## Written task
Sift the listing for lines that hold the string "Bonds" and pull them out.

==================================================

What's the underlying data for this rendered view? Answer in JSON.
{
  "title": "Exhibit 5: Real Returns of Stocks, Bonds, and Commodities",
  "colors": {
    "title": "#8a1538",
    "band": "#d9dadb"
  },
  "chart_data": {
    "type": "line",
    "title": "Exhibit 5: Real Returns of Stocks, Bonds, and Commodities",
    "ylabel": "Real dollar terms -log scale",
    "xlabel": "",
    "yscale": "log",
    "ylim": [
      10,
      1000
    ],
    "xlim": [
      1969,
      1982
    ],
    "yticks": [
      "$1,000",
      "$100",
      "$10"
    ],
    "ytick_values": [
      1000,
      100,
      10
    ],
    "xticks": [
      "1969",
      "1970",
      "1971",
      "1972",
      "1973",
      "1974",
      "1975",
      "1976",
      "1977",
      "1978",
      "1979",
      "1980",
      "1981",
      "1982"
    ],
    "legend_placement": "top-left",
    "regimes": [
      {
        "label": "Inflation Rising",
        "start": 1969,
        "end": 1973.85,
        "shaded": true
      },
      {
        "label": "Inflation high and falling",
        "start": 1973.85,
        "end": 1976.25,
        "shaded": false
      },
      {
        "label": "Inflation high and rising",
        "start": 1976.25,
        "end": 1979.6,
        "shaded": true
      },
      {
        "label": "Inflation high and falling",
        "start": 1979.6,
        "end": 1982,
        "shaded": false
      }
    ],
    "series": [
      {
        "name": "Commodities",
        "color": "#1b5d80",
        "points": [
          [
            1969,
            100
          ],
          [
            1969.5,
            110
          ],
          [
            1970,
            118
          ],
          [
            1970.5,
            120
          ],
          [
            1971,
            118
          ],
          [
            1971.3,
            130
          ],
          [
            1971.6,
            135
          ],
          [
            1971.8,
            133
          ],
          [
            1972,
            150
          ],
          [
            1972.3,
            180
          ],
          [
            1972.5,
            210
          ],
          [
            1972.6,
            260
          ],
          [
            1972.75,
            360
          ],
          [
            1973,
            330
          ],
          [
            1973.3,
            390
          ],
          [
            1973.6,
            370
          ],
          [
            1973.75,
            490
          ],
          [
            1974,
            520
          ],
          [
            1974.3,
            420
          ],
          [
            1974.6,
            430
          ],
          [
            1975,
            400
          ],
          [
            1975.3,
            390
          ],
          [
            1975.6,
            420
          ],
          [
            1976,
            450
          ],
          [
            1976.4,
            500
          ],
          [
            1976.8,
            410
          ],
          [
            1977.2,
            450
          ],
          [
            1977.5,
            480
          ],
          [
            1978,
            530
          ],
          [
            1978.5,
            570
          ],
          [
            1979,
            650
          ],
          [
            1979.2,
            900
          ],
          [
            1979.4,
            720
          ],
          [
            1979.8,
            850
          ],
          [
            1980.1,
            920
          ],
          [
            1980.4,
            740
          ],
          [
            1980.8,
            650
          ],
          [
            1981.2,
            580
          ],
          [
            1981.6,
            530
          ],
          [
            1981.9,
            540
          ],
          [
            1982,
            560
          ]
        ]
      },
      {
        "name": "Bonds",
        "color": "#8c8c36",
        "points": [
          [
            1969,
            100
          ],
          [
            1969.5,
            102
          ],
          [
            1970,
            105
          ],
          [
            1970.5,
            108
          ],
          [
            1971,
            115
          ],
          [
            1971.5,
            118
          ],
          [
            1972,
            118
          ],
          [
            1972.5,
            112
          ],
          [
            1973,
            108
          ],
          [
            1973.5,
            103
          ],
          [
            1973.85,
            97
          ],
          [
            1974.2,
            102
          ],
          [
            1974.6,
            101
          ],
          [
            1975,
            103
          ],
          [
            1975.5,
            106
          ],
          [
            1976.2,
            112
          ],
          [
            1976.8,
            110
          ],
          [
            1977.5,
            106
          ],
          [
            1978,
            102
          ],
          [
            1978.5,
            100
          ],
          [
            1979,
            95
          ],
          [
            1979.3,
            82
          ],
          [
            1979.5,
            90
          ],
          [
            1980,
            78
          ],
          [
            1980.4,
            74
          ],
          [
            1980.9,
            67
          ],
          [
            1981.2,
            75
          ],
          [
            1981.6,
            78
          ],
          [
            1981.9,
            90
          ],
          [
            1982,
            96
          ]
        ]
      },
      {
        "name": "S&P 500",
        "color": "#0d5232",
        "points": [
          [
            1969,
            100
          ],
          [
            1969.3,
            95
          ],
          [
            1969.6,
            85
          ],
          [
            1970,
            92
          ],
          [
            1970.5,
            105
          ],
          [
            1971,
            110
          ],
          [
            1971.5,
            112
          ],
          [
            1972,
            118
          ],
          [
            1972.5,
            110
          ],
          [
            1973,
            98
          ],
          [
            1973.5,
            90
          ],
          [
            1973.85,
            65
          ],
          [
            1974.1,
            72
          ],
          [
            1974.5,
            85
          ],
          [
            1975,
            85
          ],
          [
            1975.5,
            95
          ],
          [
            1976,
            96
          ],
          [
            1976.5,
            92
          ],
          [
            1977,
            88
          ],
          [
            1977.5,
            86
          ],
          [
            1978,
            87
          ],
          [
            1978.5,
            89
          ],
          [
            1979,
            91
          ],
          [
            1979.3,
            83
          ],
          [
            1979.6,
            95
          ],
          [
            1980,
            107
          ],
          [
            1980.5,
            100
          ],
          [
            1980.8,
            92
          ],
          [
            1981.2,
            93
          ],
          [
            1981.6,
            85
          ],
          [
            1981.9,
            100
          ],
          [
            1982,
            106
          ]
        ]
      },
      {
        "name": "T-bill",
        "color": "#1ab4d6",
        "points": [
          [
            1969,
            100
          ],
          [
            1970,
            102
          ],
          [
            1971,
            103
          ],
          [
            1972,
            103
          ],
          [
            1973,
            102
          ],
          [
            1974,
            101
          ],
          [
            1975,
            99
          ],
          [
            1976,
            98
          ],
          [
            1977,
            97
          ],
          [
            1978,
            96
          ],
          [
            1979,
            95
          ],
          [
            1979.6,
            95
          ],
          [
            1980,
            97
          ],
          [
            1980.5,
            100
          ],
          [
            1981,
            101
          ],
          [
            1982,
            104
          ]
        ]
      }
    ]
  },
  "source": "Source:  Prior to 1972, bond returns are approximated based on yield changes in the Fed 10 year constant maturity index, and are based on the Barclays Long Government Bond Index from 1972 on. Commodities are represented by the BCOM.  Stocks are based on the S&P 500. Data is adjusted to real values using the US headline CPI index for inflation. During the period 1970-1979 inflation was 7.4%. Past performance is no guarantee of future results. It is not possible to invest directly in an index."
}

==================================================

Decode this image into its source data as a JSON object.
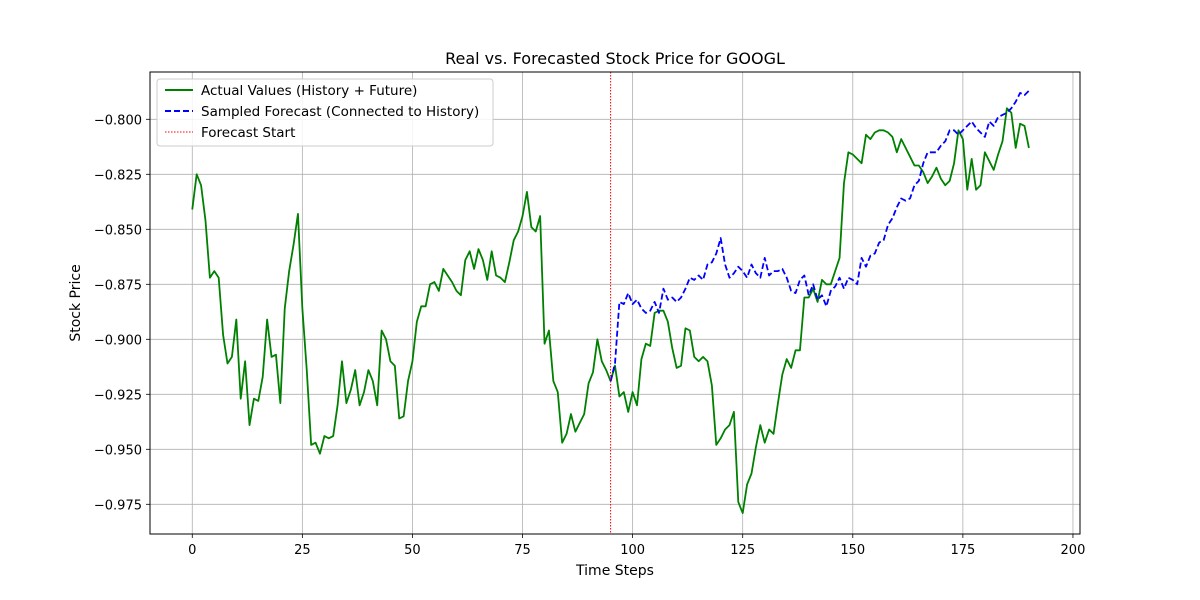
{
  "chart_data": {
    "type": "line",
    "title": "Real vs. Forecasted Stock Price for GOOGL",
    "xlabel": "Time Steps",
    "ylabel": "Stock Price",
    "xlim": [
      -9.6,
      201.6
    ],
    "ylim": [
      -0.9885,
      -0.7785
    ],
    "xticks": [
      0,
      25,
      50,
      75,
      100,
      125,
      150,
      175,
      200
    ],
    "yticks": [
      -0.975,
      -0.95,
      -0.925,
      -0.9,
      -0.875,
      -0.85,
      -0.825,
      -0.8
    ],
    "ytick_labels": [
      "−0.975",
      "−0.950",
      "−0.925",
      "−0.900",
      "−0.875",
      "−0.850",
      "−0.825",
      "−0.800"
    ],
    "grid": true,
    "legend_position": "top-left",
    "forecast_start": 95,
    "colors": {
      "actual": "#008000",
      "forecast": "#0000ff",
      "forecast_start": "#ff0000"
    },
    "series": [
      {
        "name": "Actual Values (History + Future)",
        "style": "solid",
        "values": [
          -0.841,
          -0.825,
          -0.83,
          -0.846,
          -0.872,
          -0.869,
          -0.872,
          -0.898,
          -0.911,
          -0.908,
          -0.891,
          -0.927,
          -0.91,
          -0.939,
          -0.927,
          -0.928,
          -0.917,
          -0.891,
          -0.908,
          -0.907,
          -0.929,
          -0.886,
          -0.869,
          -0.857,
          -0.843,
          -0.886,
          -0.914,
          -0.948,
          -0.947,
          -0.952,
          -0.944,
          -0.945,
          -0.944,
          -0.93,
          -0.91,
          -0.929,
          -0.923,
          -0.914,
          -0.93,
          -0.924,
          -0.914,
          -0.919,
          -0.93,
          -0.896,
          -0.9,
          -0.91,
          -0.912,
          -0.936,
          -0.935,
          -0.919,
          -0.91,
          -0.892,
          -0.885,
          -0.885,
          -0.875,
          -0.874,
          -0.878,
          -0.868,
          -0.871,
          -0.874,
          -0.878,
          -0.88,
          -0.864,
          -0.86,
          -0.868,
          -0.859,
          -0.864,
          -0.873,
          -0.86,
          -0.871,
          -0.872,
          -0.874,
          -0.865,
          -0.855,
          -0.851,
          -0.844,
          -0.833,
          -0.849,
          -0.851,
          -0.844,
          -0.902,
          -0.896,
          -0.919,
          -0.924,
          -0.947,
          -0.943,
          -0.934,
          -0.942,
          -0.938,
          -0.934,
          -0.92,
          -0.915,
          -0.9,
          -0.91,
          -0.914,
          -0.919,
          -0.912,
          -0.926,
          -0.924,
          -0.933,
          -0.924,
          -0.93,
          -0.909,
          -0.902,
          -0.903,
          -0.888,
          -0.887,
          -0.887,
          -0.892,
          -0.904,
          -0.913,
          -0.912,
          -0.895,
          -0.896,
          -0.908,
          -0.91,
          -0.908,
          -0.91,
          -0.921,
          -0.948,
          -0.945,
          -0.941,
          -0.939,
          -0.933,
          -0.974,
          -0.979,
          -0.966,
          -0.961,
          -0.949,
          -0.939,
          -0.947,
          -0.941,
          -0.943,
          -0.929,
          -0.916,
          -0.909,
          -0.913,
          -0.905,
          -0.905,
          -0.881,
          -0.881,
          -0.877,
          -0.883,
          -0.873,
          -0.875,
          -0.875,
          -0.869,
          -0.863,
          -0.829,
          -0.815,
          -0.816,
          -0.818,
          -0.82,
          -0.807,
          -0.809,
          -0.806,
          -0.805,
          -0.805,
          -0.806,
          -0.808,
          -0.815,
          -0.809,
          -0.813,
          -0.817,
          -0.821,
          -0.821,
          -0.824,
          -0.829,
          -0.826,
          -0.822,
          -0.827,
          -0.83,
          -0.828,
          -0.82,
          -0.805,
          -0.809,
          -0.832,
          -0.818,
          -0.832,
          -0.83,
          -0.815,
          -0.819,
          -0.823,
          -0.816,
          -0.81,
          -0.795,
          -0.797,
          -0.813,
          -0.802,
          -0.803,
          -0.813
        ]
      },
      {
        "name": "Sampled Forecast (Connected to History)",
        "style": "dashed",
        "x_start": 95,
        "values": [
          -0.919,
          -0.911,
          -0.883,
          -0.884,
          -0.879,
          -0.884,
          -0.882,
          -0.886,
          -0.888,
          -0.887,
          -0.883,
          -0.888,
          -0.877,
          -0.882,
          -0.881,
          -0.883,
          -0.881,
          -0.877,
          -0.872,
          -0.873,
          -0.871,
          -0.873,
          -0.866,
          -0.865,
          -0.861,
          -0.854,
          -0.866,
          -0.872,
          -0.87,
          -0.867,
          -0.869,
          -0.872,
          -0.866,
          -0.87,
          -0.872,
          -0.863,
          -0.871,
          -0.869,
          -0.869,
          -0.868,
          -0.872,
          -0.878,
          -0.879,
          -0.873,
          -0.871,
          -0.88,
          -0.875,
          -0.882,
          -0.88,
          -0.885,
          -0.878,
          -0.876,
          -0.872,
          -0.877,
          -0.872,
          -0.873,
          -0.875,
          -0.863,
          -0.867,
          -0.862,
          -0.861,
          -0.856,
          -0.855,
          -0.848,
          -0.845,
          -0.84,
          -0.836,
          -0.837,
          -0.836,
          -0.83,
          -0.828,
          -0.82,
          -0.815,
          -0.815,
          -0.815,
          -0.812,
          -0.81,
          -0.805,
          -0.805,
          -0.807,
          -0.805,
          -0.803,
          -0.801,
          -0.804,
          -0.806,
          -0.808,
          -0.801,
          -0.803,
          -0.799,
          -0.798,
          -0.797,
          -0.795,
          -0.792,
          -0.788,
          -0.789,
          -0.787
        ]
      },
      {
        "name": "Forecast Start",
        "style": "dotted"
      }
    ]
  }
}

==================================================

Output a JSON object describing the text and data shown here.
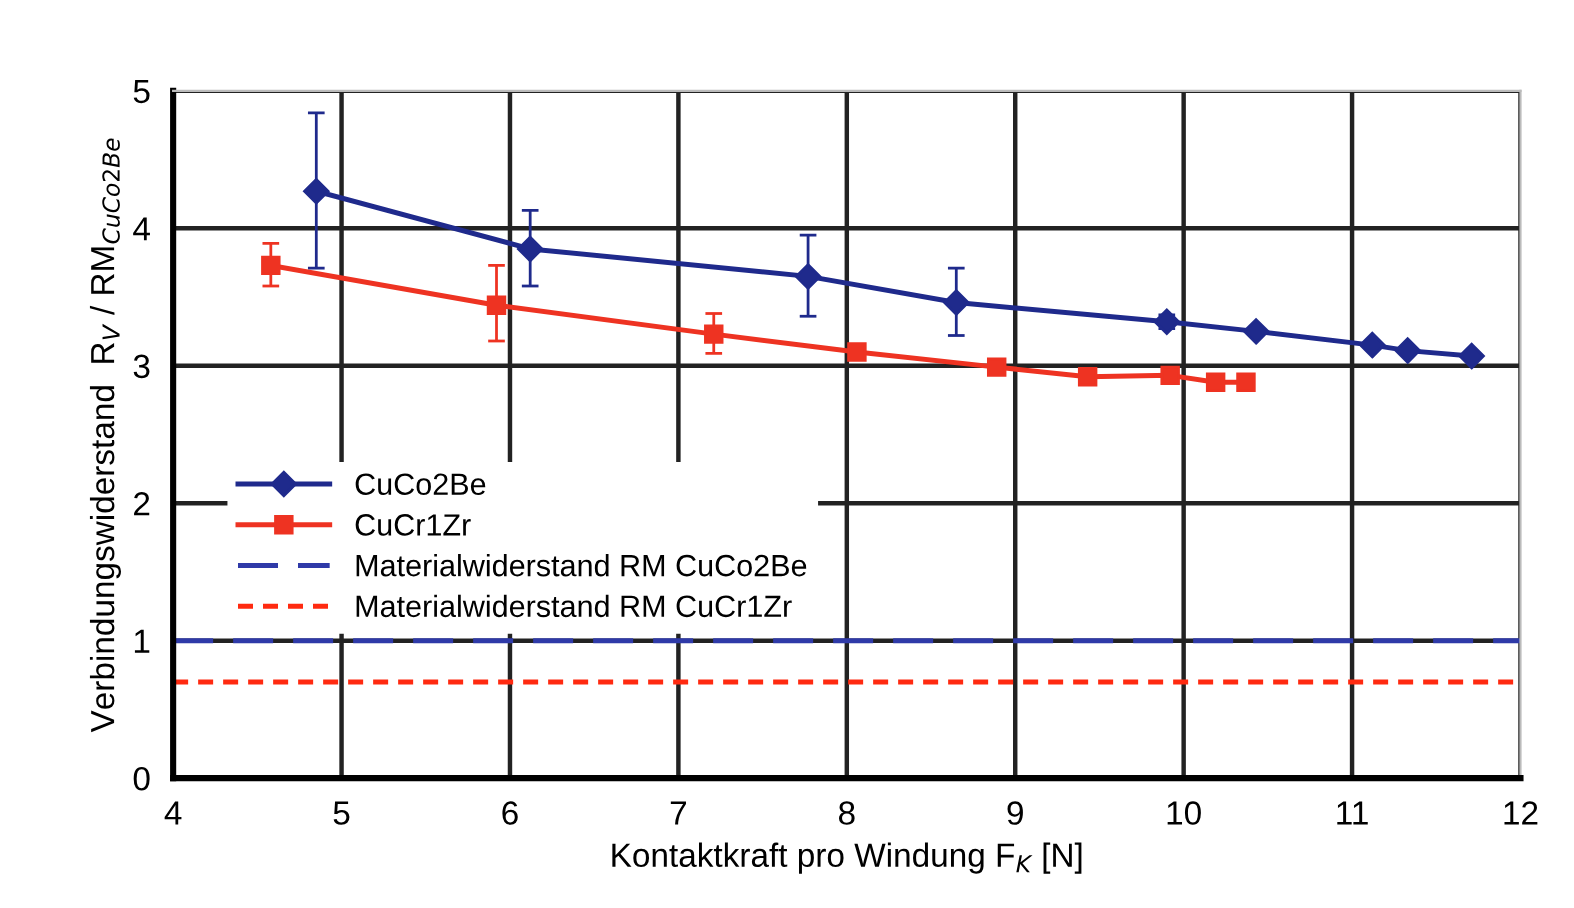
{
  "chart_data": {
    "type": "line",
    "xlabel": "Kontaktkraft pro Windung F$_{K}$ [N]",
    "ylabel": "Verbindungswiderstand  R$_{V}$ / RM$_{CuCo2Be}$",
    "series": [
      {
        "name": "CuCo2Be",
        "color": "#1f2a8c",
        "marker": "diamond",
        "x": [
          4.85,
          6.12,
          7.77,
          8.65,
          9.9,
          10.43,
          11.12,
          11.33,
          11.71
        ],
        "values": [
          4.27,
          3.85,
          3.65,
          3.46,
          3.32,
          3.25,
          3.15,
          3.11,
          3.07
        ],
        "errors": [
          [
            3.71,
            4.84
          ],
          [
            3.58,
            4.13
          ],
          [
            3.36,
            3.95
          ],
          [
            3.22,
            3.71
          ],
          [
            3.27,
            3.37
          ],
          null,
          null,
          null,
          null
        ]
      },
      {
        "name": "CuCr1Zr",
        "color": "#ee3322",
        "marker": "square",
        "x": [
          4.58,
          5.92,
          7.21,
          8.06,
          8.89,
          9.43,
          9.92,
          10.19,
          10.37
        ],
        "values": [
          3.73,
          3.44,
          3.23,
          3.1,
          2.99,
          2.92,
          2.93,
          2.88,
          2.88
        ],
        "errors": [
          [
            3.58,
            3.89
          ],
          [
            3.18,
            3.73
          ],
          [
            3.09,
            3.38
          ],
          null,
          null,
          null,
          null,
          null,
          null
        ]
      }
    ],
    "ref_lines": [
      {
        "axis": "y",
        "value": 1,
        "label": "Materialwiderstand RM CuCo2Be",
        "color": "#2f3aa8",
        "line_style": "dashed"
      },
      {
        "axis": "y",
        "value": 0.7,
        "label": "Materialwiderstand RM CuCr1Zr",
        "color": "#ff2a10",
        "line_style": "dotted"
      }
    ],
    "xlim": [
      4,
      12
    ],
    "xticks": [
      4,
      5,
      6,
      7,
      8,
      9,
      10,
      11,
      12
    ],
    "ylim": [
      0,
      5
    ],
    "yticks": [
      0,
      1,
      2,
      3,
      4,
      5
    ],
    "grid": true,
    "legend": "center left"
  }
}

==================================================

## Expected answer
  "title": "Exhibit 5: Real Returns of Stocks, Bonds, and Commodities",
    "title": "Exhibit 5: Real Returns of Stocks, Bonds, and Commodities",
        "name": "Bonds",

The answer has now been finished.